Extracted data:
------------------------------------------------

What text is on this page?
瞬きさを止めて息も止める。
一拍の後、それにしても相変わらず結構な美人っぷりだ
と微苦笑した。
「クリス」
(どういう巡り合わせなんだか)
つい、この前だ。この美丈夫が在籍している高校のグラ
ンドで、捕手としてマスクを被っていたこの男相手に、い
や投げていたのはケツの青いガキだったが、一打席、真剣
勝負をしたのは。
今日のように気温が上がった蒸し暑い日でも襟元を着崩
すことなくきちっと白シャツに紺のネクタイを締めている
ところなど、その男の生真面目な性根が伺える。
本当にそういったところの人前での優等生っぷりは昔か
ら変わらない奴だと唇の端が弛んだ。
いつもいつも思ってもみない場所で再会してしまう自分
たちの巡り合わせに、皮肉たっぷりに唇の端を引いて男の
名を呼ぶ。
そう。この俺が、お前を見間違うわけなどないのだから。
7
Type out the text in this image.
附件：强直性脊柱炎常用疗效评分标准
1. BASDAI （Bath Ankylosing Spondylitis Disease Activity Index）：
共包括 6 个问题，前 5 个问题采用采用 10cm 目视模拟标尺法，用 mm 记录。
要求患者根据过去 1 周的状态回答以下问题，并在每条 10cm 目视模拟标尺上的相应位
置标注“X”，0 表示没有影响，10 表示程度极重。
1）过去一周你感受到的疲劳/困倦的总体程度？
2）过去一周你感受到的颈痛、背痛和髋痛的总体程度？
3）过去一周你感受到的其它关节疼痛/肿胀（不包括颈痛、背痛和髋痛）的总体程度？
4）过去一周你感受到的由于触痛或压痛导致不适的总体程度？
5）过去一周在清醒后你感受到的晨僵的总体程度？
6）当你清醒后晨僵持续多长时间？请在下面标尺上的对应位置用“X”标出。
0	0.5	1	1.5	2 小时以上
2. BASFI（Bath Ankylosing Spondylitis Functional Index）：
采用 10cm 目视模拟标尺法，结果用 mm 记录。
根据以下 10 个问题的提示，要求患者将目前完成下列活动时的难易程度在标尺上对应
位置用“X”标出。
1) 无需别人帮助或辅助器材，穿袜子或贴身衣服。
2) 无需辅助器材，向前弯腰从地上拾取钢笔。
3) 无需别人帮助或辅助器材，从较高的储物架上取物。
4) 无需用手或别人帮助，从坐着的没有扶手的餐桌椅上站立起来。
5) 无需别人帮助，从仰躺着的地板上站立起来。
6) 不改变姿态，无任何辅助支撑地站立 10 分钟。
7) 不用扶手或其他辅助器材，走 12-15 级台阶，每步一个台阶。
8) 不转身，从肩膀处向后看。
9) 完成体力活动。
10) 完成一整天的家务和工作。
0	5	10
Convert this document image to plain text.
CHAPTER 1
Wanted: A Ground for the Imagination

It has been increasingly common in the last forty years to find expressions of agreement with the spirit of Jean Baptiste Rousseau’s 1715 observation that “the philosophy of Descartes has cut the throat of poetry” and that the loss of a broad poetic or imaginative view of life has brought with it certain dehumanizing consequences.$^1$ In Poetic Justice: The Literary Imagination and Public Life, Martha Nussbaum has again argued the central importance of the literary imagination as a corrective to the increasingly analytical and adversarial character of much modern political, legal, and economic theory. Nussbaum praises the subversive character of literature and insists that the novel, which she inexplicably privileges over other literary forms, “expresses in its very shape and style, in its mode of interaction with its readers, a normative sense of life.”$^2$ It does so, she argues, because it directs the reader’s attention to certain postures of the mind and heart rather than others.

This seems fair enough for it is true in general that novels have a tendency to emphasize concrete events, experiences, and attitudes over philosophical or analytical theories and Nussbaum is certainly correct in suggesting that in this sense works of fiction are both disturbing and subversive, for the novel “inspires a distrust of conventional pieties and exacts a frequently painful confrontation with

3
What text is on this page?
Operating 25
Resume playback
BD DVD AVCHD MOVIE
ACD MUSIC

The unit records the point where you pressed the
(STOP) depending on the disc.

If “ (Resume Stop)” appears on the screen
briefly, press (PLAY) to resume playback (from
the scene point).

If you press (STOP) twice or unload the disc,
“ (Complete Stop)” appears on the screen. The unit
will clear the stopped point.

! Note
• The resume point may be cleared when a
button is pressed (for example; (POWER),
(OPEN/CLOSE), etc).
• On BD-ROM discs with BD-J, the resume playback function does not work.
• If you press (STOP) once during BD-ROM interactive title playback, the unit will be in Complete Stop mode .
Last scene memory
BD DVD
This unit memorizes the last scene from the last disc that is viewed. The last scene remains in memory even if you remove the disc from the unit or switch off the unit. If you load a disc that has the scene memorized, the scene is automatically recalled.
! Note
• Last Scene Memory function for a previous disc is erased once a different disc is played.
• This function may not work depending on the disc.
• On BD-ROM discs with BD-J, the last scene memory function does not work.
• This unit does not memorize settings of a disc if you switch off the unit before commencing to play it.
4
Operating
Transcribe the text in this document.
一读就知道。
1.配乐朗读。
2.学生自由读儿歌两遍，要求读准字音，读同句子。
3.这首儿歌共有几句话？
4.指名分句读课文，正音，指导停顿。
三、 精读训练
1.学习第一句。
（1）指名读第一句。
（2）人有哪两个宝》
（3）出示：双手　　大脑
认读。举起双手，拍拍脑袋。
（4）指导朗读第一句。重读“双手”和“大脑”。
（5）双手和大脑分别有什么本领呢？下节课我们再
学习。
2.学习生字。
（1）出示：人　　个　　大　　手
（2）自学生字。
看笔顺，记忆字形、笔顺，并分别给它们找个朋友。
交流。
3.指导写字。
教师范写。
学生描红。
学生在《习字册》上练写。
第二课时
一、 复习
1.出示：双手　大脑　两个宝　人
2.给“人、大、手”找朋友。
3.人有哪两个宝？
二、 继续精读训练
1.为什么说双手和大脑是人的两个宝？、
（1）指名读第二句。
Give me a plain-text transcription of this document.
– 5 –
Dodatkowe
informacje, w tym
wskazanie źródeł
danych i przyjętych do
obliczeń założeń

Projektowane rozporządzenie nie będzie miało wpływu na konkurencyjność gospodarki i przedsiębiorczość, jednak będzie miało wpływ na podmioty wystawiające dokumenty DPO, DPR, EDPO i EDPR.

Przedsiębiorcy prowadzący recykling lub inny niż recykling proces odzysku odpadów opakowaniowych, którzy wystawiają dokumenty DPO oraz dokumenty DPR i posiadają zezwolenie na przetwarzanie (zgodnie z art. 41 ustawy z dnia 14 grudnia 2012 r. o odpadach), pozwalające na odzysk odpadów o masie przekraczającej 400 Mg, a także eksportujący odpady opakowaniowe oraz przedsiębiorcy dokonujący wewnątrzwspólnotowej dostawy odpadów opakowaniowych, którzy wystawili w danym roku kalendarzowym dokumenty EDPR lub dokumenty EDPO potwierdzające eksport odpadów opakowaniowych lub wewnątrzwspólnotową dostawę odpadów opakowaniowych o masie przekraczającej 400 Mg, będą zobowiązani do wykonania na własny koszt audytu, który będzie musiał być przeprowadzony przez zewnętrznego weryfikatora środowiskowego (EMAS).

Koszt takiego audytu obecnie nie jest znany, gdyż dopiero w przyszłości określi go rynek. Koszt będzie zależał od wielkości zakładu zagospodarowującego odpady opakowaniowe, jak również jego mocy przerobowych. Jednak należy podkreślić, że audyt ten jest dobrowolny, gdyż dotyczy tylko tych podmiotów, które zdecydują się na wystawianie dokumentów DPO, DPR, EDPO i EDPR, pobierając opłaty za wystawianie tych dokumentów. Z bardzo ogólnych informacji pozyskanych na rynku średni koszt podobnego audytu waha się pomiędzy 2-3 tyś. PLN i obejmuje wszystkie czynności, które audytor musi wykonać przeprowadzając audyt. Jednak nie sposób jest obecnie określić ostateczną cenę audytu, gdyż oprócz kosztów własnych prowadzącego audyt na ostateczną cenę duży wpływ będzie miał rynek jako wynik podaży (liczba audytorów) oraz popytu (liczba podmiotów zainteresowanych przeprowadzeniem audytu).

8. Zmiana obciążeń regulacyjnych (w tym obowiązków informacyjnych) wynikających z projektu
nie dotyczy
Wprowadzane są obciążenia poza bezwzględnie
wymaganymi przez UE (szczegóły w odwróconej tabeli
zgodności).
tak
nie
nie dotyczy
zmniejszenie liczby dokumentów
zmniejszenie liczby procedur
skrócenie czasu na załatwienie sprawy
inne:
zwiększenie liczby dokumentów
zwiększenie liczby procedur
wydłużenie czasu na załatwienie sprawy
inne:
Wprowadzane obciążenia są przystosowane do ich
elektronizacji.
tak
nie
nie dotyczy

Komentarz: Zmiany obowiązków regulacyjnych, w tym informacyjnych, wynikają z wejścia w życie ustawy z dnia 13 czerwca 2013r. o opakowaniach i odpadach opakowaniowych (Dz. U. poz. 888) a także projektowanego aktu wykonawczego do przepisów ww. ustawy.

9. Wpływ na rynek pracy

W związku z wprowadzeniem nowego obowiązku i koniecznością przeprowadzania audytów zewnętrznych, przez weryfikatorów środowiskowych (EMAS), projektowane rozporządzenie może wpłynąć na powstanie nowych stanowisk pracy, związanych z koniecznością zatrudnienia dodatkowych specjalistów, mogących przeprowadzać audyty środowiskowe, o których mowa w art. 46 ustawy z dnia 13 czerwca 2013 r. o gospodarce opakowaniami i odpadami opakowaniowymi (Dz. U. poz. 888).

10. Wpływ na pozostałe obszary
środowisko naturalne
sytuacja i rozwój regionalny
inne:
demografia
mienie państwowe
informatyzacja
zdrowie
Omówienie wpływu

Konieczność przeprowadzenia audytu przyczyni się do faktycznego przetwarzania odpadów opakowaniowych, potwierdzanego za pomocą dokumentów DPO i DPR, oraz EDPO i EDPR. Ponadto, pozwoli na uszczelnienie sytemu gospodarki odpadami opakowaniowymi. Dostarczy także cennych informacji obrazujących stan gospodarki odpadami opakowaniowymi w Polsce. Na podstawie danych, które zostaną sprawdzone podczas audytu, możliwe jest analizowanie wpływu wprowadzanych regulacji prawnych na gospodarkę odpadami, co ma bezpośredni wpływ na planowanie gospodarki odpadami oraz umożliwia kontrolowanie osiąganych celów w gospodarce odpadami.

------------------------------------------------

What needs to be done: From the entries above, collect every line with the string "załatwienie" in it.

Exercise solution:
skrócenie czasu na załatwienie sprawy
wydłużenie czasu na załatwienie sprawy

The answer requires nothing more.